** begin **
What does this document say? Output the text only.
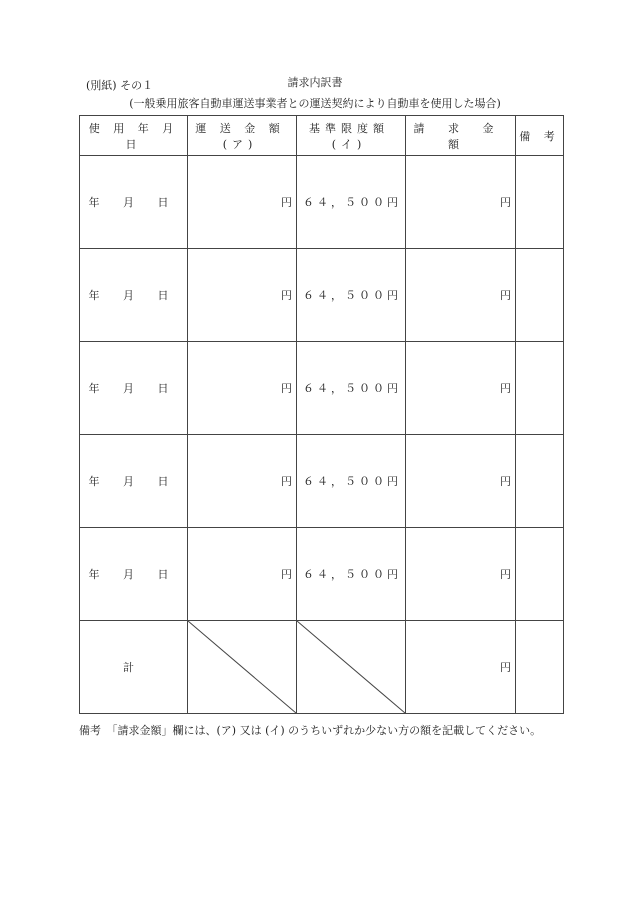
(別紙) その１	請求内訳書
(一般乗用旅客自動車運送事業者との運送契約により自動車を使用した場合)
使 用 年 月 日	運 送 金 額 (ア)	基準限度額 (イ)	請 求 金 額	備 考
年 月 日	円	６４，５００円	円	
年 月 日	円	６４，５００円	円	
年 月 日	円	６４，５００円	円	
年 月 日	円	６４，５００円	円	
年 月 日	円	６４，５００円	円	
計			円	
備考　「請求金額」欄には、(ア) 又は (イ) のうちいずれか少ない方の額を記載してください。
** end **
Every line of text is to be repeated exactly; pictures are left out.

What does this document say? Output the text only.
(別紙) その１	請求内訳書
(一般乗用旅客自動車運送事業者との運送契約により自動車を使用した場合)
使 用 年 月 日	運 送 金 額 (ア)	基準限度額 (イ)	請 求 金 額	備 考
年 月 日	円	６４，５００円	円	
年 月 日	円	６４，５００円	円	
年 月 日	円	６４，５００円	円	
年 月 日	円	６４，５００円	円	
年 月 日	円	６４，５００円	円	
計			円	
備考　「請求金額」欄には、(ア) 又は (イ) のうちいずれか少ない方の額を記載してください。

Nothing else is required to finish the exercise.